── RECORDS PROVIDED ──

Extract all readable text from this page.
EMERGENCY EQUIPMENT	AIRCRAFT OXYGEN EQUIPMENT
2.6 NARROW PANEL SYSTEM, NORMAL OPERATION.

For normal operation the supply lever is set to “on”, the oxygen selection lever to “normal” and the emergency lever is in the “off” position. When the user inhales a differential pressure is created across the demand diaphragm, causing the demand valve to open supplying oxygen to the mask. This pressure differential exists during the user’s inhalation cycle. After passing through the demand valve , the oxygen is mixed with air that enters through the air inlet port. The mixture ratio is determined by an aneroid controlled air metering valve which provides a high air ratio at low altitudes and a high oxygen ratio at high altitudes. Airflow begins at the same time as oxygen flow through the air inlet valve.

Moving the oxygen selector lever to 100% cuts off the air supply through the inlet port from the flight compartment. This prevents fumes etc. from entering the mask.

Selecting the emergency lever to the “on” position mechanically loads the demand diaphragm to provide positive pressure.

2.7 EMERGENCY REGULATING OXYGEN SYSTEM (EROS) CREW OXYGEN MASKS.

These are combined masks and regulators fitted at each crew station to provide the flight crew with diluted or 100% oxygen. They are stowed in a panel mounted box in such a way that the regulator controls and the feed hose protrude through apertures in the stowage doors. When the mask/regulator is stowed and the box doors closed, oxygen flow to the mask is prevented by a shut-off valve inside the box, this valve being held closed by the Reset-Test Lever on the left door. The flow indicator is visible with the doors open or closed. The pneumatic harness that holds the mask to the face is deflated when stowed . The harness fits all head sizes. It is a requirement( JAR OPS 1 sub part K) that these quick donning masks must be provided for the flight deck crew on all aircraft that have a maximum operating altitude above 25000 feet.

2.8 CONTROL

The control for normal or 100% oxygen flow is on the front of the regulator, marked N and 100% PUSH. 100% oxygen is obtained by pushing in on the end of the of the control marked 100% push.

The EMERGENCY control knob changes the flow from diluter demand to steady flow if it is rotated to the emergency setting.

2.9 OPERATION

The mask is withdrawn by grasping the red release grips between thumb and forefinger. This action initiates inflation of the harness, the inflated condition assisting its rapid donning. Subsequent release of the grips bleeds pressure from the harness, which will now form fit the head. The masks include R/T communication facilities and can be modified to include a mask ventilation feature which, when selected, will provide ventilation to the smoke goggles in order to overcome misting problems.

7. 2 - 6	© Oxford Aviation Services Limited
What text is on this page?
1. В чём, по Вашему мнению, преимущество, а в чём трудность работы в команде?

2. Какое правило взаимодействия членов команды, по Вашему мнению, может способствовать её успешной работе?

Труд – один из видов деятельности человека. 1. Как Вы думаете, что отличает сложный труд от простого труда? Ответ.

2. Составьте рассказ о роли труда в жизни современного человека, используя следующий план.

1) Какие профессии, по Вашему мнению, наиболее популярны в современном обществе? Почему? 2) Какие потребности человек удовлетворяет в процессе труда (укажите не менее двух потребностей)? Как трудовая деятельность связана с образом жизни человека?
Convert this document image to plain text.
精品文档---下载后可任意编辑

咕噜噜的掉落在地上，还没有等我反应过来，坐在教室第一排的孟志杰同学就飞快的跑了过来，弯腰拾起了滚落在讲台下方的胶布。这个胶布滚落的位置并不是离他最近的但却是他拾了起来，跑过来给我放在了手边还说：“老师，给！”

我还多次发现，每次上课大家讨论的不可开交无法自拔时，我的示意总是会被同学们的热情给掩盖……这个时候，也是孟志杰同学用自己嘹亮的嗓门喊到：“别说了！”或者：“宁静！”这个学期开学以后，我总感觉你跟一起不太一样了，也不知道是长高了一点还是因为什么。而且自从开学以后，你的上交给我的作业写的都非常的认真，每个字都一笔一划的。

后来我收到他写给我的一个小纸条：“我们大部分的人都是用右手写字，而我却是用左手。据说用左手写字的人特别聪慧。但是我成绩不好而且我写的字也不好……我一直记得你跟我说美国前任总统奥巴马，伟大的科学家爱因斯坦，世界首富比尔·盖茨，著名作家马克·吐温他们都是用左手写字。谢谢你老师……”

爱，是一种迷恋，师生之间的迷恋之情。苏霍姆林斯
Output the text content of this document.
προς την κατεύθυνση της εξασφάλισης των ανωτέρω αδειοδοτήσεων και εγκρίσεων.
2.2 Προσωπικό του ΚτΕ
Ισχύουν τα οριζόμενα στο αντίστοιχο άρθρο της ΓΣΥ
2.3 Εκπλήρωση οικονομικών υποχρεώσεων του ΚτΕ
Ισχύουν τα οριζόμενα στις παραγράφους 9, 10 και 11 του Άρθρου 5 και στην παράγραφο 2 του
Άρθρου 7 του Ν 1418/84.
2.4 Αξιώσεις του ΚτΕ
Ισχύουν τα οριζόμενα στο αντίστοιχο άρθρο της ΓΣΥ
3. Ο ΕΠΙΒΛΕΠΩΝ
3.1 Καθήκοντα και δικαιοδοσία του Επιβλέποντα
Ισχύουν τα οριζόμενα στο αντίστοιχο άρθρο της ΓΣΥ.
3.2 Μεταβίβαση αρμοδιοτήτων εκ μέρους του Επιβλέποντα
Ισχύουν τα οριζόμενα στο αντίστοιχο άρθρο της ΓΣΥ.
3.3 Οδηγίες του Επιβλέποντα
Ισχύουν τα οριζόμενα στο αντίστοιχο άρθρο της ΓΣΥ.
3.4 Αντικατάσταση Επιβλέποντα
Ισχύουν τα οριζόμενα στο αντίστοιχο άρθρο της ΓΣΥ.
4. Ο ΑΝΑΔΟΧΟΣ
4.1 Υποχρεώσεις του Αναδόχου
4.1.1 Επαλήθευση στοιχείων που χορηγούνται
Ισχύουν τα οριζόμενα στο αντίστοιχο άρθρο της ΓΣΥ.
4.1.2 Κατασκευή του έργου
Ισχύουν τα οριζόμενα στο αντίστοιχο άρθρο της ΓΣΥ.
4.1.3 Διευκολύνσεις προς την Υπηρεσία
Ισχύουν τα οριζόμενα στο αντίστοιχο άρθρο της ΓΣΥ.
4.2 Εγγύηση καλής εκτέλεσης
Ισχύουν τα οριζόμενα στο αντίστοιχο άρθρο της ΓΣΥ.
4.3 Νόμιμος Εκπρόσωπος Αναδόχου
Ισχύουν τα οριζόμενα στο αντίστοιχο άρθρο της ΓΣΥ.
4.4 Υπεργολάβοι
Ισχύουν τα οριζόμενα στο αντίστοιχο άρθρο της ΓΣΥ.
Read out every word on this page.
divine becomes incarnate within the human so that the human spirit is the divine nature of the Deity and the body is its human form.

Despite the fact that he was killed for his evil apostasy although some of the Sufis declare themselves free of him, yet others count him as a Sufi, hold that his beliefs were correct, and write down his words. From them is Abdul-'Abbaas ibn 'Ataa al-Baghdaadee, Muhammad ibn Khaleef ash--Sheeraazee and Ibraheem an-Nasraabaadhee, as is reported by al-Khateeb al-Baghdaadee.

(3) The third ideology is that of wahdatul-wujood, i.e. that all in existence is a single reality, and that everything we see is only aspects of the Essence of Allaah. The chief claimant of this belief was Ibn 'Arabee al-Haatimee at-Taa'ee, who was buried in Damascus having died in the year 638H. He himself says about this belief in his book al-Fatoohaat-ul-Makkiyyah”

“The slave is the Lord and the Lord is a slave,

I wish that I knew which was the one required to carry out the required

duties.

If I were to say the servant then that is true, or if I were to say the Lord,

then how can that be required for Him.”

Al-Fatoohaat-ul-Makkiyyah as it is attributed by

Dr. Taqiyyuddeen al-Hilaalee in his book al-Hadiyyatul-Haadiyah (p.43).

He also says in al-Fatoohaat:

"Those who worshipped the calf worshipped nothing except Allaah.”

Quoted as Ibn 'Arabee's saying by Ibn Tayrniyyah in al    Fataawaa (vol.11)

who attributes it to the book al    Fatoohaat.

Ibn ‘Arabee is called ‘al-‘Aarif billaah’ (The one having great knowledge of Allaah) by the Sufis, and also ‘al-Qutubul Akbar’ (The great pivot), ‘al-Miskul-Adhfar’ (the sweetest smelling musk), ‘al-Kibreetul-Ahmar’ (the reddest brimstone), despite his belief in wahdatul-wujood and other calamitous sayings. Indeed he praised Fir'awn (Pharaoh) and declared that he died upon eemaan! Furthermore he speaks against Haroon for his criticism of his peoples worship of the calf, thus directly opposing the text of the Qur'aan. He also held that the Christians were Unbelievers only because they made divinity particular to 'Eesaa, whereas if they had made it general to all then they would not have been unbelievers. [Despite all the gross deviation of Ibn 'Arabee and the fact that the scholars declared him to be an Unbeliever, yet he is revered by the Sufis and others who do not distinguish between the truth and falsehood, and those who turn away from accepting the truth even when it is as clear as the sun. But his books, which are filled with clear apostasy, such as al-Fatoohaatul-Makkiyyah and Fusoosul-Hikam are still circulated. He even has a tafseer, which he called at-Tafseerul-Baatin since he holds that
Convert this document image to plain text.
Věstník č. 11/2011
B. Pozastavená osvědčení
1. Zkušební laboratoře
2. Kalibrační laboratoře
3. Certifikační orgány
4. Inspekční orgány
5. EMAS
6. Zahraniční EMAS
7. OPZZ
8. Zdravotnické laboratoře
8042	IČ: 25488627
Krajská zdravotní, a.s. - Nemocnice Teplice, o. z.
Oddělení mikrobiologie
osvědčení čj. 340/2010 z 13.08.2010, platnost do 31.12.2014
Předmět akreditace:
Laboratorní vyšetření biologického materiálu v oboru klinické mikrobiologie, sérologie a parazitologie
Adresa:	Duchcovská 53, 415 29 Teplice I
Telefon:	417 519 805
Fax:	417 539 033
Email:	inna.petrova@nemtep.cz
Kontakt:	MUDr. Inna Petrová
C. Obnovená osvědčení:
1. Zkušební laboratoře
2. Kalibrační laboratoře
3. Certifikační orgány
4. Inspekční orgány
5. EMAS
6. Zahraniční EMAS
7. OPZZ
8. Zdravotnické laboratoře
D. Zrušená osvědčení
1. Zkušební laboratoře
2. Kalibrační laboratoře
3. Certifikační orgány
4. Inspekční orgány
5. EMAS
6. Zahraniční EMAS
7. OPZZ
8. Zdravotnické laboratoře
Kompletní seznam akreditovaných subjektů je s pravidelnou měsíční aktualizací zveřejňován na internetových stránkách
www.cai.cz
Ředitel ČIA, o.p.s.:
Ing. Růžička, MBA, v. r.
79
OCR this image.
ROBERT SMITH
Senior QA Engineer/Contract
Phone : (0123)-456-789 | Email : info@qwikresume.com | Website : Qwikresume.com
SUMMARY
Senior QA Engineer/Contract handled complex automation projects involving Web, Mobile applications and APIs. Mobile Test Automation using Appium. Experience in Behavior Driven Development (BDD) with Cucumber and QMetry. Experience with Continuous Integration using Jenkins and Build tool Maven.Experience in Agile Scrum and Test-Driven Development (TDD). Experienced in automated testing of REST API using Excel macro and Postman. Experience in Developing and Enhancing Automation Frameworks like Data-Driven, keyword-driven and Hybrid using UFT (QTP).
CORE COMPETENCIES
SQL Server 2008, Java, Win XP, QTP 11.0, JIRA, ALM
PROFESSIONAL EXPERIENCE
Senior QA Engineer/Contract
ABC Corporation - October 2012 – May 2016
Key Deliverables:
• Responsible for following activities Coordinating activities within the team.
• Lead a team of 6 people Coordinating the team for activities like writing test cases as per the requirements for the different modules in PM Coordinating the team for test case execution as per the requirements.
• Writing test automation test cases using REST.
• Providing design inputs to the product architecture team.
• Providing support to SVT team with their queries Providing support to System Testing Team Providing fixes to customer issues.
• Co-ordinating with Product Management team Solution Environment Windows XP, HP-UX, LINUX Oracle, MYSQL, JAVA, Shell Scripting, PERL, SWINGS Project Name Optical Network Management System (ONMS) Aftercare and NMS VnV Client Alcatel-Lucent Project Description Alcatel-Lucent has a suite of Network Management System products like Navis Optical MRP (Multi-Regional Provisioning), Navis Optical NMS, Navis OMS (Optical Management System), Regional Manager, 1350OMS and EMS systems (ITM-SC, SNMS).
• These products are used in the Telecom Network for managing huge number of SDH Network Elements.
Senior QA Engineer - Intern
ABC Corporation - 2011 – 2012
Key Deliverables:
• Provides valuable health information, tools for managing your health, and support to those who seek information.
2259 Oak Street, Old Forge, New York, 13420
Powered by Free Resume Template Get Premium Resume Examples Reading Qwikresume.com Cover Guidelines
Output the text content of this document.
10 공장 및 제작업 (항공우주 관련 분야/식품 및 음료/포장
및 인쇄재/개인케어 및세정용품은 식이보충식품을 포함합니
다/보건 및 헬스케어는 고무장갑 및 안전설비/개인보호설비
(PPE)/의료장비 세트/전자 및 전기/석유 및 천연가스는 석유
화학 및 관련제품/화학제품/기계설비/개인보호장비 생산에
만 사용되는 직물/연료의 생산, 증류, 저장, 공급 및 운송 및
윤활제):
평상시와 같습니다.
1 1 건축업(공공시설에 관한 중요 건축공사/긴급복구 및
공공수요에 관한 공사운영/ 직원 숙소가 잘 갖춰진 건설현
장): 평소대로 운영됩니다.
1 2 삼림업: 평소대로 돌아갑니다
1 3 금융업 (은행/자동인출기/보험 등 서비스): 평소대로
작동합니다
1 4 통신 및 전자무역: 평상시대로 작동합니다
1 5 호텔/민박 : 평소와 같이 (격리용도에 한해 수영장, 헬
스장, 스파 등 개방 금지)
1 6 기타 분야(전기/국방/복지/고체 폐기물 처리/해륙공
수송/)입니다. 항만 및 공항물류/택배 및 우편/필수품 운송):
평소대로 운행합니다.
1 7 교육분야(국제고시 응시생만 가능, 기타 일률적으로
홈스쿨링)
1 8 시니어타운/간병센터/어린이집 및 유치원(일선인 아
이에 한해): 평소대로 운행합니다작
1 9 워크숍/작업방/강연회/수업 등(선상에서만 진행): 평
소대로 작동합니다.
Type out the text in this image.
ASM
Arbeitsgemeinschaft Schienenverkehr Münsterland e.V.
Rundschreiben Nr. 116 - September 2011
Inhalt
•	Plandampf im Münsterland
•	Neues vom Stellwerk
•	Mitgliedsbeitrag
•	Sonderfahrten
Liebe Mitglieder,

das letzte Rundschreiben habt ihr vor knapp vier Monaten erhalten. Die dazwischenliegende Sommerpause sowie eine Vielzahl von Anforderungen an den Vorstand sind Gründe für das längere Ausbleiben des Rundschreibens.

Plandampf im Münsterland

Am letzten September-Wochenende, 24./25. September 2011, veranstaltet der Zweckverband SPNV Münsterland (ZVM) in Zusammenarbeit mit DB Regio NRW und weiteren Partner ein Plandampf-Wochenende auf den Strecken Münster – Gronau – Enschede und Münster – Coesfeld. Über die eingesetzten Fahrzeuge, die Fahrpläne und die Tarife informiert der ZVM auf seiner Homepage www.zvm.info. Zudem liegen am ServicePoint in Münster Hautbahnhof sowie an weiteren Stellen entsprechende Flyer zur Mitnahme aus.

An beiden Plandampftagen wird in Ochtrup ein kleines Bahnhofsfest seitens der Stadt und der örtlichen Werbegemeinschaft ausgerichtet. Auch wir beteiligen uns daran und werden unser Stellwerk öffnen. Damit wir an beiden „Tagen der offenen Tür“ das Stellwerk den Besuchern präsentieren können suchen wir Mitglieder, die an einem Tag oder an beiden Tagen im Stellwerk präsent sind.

───

EXERCISE PROMPT: Search the preceding listing for the word "προς" and pull out every line that holds it.

SOLUTION:
προς την κατεύθυνση της εξασφάλισης των ανωτέρω αδειοδοτήσεων και εγκρίσεων.
4.1.3 Διευκολύνσεις προς την Υπηρεσία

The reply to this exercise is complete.